(Goals):
1. Can you copy everything from "vadanti ta tattva-vidas" down to "is their Lord." in the passage on the ātmā and the Lord, word for word?
2. Which scriptural sources does the passage on the ātmā and the Lord cite in parentheses after its quotations? Give every one, with its reference number.
3. Does the passage on the ātmā and the Lord agree with each statement below? Answer yes or no for each, and quote the words that decide it.
(a) Material senses are given to the jīva for performing primary activities.
(b) Bhagavān stands above Brahman and Paramātmā.
(c) An ātmā situated in his svarūpa in India gives a different answer from one situated in his svarūpa in the northern hemisphere.

Falling in a state of māyā the ātmā is bound up by a covering of matter. In order to relate with the material world, material senses are given to the jīva for performing secondary activities. By material eye he sees, by material ear he hears, by material nose he smells, by material tongue he tastes and by material skin he touches. Losing his natural śakti, the jīva acts by another śakti. In this state he makes conclusions by material logic. For the ātmā who is actually jñāna-svarūpa, this state is most unfortunate. When the jīva is situated in his svarūpa, he can directly perform all actions by functions of ātmā. His logic is self-manifesting. In this state, his logical answers to the questions arise naturally. The ātmā performs his activities by functions of the śakti of the ātmā. The answers to the questions that he gives to you are devoid of upādhis. Whatever answer an ātmā situated in his svarūpa gives in India is also given by an ātmā situated in his svarūpa in countries of the northern hemisphere. The ātmā in Vaikuṇṭha will give the same answer since there is no variegated qualities of māyā in their conclusions. The answers thus cannot be different.
bhagavān eka evāste parā-śakti-samānvitaḥ
tac-chakti-niḥsṛto jīvo brahmāṇḍaṁ ca jaḍātmakam ||3||
The Lord is one entity, endowed with superior śakti. The jīva manifests from this śakti. The universe is made of matter.
There are many statements in the Veda to show that the Lord is eternal.
“The Lord is one without a second.” (Chāndogya Upaniṣad 6.2.1)
neha nānāsti kiñcana
“In the Lord there is no quality, no material variety.” (Bṛhad-āraṇyaka Upanişad 4.4.19)
sa viśvakṛt viśvavit, pradhāna-kşetra-jña-patir guṇeśaḥ
“The Lord is the maker and knower of the universe. He is the master of the jīvas and prakṛti. He is the master of the guņas.” (Śvetāśvatara Upanişad 6.16)
ekaḥ devo bhagavān vareṇyaḥ
“The one Lord is most excellent.” (Śvetāśvatara Upanişad 5.4)
vadanti ta tattva-vidas tattvaṁ yaj jñānam advayam
brahmeti paramātmeti bhagavān iti śabdyate
“The knowers of tattva say that tattva is advaya-jñāna. It is known as Brahman, Paramātmā and Bhagavān.” (S.B. 1.2.11)
One should understand that Bhagavān is in highest position, superior than Brahman or Paramātmā. One should not think that Brahman and Paramātmā are separate Lords and that Bhagavān is their Lord.

(Material):
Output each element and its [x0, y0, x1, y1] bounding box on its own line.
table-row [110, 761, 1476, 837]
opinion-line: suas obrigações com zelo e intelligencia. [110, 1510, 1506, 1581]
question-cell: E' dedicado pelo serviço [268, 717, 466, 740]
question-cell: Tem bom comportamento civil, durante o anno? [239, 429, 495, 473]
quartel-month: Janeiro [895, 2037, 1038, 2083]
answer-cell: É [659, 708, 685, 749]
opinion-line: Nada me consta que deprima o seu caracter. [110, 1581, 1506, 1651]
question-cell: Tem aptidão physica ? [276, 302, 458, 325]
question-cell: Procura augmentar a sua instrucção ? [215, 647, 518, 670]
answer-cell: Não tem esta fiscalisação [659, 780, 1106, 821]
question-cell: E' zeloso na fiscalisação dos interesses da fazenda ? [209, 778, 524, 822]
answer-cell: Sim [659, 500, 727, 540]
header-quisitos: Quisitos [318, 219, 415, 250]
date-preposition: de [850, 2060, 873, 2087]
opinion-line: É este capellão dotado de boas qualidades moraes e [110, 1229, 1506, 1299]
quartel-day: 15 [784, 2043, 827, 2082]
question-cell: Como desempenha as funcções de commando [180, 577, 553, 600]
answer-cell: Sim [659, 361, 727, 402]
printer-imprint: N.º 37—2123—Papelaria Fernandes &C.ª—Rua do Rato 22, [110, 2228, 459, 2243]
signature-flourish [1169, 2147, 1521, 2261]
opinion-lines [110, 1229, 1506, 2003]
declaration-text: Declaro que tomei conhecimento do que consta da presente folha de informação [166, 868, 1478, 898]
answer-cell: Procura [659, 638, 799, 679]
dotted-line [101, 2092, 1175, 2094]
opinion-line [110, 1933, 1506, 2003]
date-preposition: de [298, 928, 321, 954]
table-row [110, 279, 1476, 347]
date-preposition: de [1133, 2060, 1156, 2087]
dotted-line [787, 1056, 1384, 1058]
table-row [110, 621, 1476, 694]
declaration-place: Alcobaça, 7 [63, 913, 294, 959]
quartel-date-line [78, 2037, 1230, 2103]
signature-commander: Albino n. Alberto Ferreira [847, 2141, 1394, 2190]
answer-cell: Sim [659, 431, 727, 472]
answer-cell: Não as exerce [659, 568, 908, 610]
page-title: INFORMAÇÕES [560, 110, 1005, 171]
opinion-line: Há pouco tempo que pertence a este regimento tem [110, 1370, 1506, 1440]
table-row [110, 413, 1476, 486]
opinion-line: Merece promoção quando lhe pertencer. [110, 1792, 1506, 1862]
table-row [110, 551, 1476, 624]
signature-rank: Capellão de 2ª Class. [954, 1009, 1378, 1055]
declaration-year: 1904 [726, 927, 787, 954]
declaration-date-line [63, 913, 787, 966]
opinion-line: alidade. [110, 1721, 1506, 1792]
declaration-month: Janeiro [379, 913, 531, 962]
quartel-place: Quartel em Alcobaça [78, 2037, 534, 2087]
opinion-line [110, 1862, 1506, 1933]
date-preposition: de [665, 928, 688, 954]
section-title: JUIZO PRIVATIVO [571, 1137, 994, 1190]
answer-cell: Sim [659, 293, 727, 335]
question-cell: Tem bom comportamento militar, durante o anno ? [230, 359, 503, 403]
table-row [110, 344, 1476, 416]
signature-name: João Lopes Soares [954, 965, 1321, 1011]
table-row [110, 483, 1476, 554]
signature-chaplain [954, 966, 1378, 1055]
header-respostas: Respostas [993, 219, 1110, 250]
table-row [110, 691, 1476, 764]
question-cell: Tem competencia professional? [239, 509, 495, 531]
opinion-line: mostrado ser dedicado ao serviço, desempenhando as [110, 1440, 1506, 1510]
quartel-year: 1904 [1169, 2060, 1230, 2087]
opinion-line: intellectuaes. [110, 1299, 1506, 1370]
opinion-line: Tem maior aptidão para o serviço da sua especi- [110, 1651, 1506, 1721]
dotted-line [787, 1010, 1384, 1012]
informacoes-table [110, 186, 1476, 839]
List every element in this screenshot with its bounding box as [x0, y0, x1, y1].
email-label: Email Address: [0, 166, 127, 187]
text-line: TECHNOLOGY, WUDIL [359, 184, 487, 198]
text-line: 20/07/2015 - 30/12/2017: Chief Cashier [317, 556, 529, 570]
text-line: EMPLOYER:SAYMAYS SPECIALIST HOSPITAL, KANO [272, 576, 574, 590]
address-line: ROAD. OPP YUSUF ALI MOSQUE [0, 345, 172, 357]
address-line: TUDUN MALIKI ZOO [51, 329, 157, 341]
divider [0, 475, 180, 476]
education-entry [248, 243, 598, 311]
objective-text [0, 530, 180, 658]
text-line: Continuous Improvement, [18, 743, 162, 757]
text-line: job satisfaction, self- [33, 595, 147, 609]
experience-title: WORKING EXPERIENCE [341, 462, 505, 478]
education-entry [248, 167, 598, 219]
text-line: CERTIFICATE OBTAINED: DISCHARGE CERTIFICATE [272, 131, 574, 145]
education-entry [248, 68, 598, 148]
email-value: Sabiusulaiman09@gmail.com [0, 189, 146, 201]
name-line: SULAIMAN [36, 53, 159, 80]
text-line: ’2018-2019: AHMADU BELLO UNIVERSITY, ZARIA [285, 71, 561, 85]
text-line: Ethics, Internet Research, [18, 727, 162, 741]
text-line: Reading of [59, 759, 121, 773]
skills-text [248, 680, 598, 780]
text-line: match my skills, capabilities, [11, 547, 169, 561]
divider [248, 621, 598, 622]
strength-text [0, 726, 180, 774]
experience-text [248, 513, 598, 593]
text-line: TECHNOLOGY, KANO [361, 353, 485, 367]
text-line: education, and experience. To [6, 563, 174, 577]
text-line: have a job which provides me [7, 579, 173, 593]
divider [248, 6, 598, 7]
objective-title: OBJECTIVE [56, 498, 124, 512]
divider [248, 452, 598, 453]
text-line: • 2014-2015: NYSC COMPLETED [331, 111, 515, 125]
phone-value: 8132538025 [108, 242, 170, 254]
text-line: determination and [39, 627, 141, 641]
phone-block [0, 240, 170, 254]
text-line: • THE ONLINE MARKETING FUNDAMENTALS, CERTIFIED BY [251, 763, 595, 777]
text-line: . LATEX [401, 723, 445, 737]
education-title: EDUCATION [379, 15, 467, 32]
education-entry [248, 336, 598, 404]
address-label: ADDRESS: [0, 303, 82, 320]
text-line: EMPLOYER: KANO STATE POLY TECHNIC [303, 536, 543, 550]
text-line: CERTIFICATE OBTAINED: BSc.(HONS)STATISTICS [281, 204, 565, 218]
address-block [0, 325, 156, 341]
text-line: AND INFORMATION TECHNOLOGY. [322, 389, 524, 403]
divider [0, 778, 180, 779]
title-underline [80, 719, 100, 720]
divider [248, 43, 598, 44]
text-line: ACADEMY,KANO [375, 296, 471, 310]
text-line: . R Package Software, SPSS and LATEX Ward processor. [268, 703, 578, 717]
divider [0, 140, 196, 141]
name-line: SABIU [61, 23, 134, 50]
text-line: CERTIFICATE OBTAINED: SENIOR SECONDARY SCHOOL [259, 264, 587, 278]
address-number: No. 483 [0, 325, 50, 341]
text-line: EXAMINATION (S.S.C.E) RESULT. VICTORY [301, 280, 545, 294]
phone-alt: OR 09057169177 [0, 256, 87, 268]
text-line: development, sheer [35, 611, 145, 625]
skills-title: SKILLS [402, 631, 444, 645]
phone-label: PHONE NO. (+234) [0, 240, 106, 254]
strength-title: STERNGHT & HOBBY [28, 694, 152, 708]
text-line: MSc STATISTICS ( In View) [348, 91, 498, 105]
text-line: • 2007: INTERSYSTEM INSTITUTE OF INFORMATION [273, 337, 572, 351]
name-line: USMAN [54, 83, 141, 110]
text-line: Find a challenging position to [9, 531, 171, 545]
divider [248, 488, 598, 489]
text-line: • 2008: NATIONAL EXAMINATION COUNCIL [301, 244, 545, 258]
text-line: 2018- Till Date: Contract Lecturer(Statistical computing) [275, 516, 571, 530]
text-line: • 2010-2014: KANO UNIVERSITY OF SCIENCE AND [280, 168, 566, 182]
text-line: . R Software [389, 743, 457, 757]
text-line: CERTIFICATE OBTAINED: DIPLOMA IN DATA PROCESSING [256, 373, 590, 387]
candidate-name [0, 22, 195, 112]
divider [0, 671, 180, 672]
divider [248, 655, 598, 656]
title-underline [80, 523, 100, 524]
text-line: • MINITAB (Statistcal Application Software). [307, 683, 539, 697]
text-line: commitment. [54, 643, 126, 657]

(Expected results):
1.
vadanti ta tattva-vidas tattvaṁ yaj jñānam advayam
brahmeti paramātmeti bhagavān iti śabdyate
“The knowers of tattva say that tattva is advaya-jñāna. It is known as Brahman, Paramātmā and Bhagavān.” (S.B. 1.2.11)
One should understand that Bhagavān is in highest position, superior than Brahman or Paramātmā. One should not think that Brahman and Paramātmā are separate Lords and that Bhagavān is their Lord.

2.
- Chāndogya Upaniṣad 6.2.1
- Bṛhad-āraṇyaka Upanişad 4.4.19
- Śvetāśvatara Upanişad 6.16
- Śvetāśvatara Upanişad 5.4
- S.B. 1.2.11

3.
(a) No. "material senses are given to the jīva for performing secondary activities."
(b) Yes. "Bhagavān is in highest position, superior than Brahman or Paramātmā."
(c) No. "Whatever answer an ātmā situated in his svarūpa gives in India is also given by an ātmā situated in his svarūpa in countries of the northern hemisphere."